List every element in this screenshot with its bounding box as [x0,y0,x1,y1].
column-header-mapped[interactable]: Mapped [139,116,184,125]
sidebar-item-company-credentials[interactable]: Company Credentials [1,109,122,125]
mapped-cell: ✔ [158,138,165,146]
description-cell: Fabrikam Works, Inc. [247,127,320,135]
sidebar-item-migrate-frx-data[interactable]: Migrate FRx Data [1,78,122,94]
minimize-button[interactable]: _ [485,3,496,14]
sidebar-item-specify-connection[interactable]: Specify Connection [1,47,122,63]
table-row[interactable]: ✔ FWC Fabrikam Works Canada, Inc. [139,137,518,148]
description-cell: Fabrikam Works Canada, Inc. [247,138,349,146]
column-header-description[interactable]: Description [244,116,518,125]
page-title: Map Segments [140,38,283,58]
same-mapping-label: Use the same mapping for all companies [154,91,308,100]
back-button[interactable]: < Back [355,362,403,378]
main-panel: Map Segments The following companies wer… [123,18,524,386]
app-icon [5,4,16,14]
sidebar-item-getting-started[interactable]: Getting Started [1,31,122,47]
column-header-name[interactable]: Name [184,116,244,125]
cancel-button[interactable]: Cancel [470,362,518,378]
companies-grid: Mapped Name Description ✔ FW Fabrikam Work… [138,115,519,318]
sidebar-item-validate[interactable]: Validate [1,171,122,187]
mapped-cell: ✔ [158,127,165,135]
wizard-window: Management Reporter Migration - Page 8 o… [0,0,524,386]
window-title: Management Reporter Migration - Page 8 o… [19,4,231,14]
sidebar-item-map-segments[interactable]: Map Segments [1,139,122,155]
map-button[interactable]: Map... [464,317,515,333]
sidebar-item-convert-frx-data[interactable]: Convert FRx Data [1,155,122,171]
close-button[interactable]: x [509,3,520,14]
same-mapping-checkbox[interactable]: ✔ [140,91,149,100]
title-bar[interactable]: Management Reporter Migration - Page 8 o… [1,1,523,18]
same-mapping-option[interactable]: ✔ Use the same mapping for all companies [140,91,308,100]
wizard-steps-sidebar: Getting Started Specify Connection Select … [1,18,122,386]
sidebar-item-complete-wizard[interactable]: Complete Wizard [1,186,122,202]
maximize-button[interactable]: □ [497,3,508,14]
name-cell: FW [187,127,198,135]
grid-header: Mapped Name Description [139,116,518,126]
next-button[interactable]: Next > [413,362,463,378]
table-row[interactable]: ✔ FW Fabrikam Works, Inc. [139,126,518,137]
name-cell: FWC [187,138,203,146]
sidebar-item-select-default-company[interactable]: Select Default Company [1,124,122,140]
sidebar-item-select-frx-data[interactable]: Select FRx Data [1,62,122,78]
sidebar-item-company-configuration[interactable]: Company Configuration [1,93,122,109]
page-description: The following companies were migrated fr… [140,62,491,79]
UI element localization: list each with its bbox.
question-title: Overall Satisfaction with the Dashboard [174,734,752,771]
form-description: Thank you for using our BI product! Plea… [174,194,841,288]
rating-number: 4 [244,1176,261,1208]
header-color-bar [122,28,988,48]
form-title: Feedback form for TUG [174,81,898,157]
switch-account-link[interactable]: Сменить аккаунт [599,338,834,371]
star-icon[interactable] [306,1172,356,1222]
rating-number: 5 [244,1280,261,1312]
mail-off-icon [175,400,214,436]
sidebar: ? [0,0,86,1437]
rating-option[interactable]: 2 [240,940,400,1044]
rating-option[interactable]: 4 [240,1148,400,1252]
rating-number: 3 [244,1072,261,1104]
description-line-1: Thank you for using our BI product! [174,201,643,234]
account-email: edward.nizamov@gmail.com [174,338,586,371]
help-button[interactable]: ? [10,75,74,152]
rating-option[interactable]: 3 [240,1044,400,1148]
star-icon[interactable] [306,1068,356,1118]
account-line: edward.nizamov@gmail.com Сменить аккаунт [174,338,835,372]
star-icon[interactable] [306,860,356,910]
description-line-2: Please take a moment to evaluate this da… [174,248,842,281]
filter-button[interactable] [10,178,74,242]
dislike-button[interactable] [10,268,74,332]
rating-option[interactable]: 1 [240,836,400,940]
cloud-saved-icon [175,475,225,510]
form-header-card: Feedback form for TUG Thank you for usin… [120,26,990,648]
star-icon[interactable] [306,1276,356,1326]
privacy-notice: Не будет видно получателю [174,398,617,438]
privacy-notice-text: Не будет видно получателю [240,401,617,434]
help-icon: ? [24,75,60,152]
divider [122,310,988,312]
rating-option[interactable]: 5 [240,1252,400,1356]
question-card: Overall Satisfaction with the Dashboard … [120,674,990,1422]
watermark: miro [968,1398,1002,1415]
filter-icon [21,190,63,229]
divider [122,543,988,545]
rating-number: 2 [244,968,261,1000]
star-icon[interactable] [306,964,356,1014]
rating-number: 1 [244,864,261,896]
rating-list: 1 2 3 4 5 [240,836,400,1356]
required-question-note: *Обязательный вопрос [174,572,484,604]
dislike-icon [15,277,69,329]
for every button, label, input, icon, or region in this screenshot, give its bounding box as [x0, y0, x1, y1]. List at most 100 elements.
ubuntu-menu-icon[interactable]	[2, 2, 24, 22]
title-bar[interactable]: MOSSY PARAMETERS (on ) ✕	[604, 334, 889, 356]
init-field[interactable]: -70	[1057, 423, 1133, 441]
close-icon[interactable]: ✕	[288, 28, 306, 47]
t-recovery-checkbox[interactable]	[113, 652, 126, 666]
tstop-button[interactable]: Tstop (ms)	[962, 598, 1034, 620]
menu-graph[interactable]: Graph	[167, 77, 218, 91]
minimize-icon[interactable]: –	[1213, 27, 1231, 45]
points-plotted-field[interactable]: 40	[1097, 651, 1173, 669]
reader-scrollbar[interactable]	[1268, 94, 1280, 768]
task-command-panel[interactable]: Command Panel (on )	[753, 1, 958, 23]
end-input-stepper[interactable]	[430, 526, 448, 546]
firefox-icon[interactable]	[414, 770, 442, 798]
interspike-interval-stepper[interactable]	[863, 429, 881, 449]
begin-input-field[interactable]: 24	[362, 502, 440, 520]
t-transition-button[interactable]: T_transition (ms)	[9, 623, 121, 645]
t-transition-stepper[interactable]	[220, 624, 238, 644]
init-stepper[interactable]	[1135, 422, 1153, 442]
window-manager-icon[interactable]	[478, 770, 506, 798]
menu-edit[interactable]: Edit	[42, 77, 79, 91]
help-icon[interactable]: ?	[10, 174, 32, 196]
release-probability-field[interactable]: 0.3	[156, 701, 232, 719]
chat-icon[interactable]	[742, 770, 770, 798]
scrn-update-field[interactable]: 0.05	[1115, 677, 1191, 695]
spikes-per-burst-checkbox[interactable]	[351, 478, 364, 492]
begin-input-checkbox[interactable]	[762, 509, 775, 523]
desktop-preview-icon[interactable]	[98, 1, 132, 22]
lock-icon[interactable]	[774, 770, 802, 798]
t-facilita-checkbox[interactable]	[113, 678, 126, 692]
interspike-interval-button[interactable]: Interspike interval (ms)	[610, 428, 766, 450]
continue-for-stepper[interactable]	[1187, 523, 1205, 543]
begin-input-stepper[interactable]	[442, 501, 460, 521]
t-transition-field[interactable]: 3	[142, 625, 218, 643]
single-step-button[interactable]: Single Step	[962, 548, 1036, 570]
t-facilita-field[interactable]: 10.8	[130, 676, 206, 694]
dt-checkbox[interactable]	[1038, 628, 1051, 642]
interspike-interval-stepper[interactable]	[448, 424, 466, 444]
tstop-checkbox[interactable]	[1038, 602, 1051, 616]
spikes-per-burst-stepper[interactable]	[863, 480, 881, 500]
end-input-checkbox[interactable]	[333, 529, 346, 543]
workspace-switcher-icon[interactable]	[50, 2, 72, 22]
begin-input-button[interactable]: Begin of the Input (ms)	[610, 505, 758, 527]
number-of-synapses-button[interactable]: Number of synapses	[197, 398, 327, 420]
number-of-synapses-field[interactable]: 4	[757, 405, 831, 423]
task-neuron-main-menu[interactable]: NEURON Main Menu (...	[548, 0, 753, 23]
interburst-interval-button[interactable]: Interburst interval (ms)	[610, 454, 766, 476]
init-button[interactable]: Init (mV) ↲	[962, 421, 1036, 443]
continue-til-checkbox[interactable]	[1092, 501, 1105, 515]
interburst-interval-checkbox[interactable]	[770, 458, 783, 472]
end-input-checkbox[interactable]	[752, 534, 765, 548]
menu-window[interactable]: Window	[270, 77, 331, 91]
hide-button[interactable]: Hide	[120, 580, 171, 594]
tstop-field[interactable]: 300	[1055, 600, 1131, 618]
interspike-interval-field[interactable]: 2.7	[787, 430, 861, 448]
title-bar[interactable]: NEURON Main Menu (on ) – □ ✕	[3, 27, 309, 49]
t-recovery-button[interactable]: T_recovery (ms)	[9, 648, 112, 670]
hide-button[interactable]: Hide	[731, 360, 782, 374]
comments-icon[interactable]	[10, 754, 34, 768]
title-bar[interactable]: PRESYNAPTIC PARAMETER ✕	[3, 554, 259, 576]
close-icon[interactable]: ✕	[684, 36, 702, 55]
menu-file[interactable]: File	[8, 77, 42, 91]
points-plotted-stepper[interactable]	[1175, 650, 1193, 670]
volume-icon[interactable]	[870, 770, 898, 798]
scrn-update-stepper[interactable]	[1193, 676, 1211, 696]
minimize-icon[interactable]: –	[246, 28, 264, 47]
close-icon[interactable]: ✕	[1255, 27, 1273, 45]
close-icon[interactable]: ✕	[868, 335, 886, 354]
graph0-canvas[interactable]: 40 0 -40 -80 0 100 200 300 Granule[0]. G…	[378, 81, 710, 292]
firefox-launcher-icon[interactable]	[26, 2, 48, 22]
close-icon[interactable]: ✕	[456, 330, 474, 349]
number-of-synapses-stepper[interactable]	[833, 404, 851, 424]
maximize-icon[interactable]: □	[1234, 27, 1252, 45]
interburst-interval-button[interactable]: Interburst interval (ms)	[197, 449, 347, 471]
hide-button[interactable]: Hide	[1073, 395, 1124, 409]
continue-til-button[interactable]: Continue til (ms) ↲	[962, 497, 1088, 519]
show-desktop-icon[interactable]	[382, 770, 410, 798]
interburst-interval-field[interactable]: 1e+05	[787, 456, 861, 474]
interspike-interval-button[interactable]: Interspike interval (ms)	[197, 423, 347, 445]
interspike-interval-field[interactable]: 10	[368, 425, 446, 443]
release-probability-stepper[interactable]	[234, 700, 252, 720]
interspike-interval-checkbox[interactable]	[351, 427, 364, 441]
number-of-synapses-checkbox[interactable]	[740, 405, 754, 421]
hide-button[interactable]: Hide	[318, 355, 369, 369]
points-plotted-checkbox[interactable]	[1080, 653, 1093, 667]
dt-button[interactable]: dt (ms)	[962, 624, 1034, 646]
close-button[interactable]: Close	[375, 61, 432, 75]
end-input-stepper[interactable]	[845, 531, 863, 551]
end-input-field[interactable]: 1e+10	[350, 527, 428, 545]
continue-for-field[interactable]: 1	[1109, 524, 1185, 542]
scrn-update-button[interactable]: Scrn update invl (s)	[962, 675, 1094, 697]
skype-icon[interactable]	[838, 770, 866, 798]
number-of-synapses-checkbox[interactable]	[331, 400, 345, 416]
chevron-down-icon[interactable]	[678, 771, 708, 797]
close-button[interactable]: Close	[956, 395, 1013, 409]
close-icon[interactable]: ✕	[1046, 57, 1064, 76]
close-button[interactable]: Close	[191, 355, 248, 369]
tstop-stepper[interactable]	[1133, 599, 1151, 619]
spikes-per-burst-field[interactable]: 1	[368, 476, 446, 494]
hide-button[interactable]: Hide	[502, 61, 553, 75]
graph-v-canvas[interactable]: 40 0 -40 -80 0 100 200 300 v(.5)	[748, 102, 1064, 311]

# # # # # # #

Could you rewrite the items as a JSON list of strings, one string per line with blank lines skipped, starting at the first line of the items and stopping after the line that contains "sidebar-item-getting-started[interactable]: Getting Started"?

▶ Exercise answer
[
  "List every element in this screenshot with its bounding box as [x0,y0,x1,y1].",
  "column-header-mapped[interactable]: Mapped [139,116,184,125]",
  "sidebar-item-company-credentials[interactable]: Company Credentials [1,109,122,125]",
  "mapped-cell: ✔ [158,138,165,146]",
  "description-cell: Fabrikam Works, Inc. [247,127,320,135]",
  "sidebar-item-migrate-frx-data[interactable]: Migrate FRx Data [1,78,122,94]",
  "minimize-button[interactable]: _ [485,3,496,14]",
  "sidebar-item-specify-connection[interactable]: Specify Connection [1,47,122,63]",
  "table-row[interactable]: ✔ FWC Fabrikam Works Canada, Inc. [139,137,518,148]",
  "description-cell: Fabrikam Works Canada, Inc. [247,138,349,146]",
  "column-header-description[interactable]: Description [244,116,518,125]",
  "page-title: Map Segments [140,38,283,58]",
  "same-mapping-label: Use the same mapping for all companies [154,91,308,100]",
  "back-button[interactable]: < Back [355,362,403,378]",
  "main-panel: Map Segments The following companies wer… [123,18,524,386]",
  "app-icon [5,4,16,14]",
  "sidebar-item-getting-started[interactable]: Getting Started [1,31,122,47]"
]